** START **
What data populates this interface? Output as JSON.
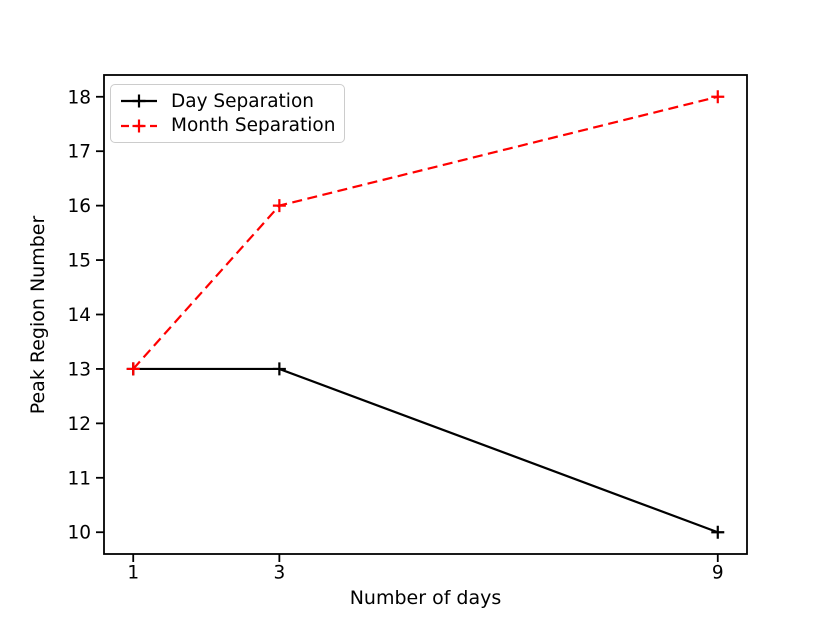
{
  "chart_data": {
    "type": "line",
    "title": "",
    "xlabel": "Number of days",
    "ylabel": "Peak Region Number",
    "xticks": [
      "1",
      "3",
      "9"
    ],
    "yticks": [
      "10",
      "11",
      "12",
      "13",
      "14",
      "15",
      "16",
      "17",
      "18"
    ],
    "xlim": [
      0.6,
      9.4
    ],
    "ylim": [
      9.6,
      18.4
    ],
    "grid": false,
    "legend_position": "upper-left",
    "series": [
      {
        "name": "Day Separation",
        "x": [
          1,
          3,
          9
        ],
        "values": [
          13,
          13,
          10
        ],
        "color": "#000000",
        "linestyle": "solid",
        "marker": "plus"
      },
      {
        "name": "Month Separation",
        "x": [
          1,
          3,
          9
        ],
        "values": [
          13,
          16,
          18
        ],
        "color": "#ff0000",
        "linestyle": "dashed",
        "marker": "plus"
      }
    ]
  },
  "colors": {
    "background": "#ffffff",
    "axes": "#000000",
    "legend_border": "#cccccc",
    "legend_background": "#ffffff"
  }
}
** END **
# [The exercise]
Check the data for the word "Number" and pull out the lines that have it.

# [Correct response]
    "xlabel": "Number of days",
    "ylabel": "Peak Region Number",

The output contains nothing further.